■ **PROBLEM DETAILS**: Reproduce the lines below, renaming every occurrence of "x-tick-label" to "x-axis-label" and leaving all other text unchanged.

○ ○ ○ ○ ○ ○ ○

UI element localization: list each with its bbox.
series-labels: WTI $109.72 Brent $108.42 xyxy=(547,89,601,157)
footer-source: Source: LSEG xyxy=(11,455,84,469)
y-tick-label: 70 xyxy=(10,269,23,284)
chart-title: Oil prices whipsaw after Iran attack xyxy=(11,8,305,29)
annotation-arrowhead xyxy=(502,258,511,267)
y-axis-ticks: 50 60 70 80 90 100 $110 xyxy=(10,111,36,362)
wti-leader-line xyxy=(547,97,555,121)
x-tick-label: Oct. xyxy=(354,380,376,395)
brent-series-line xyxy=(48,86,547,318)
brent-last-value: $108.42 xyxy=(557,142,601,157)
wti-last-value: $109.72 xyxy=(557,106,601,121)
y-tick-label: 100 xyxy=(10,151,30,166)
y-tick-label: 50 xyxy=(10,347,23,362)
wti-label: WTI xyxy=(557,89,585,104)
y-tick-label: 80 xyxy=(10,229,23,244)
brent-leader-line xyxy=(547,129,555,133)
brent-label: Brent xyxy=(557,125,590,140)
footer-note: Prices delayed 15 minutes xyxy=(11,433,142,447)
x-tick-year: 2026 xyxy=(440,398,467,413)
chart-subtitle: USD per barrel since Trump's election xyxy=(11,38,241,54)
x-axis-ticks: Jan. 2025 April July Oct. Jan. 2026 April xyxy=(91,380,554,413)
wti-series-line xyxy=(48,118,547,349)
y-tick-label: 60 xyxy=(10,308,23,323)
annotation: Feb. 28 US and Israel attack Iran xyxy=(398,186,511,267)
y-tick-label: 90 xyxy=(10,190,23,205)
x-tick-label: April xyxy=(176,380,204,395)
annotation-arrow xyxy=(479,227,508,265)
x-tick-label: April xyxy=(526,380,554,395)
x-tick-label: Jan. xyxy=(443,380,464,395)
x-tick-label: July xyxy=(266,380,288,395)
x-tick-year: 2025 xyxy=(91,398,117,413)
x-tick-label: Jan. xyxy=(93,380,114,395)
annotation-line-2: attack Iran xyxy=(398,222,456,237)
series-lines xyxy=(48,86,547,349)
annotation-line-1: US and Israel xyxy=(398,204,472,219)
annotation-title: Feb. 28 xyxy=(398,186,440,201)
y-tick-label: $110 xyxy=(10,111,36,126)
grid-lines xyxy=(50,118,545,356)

○ ○ ○ ○ ○ ○ ○

■ **RESPONSE FOR THIS EXERCISE**:
UI element localization: list each with its bbox.
series-labels: WTI $109.72 Brent $108.42 xyxy=(547,89,601,157)
footer-source: Source: LSEG xyxy=(11,455,84,469)
y-tick-label: 70 xyxy=(10,269,23,284)
chart-title: Oil prices whipsaw after Iran attack xyxy=(11,8,305,29)
annotation-arrowhead xyxy=(502,258,511,267)
y-axis-ticks: 50 60 70 80 90 100 $110 xyxy=(10,111,36,362)
wti-leader-line xyxy=(547,97,555,121)
x-axis-label: Oct. xyxy=(354,380,376,395)
brent-series-line xyxy=(48,86,547,318)
brent-last-value: $108.42 xyxy=(557,142,601,157)
wti-last-value: $109.72 xyxy=(557,106,601,121)
y-tick-label: 100 xyxy=(10,151,30,166)
y-tick-label: 50 xyxy=(10,347,23,362)
wti-label: WTI xyxy=(557,89,585,104)
y-tick-label: 80 xyxy=(10,229,23,244)
brent-leader-line xyxy=(547,129,555,133)
brent-label: Brent xyxy=(557,125,590,140)
footer-note: Prices delayed 15 minutes xyxy=(11,433,142,447)
x-tick-year: 2026 xyxy=(440,398,467,413)
chart-subtitle: USD per barrel since Trump's election xyxy=(11,38,241,54)
x-axis-ticks: Jan. 2025 April July Oct. Jan. 2026 April xyxy=(91,380,554,413)
wti-series-line xyxy=(48,118,547,349)
y-tick-label: 60 xyxy=(10,308,23,323)
annotation: Feb. 28 US and Israel attack Iran xyxy=(398,186,511,267)
y-tick-label: 90 xyxy=(10,190,23,205)
x-axis-label: April xyxy=(176,380,204,395)
annotation-arrow xyxy=(479,227,508,265)
x-axis-label: April xyxy=(526,380,554,395)
x-axis-label: Jan. xyxy=(443,380,464,395)
x-axis-label: July xyxy=(266,380,288,395)
x-tick-year: 2025 xyxy=(91,398,117,413)
x-axis-label: Jan. xyxy=(93,380,114,395)
annotation-line-2: attack Iran xyxy=(398,222,456,237)
series-lines xyxy=(48,86,547,349)
annotation-line-1: US and Israel xyxy=(398,204,472,219)
annotation-title: Feb. 28 xyxy=(398,186,440,201)
y-tick-label: $110 xyxy=(10,111,36,126)
grid-lines xyxy=(50,118,545,356)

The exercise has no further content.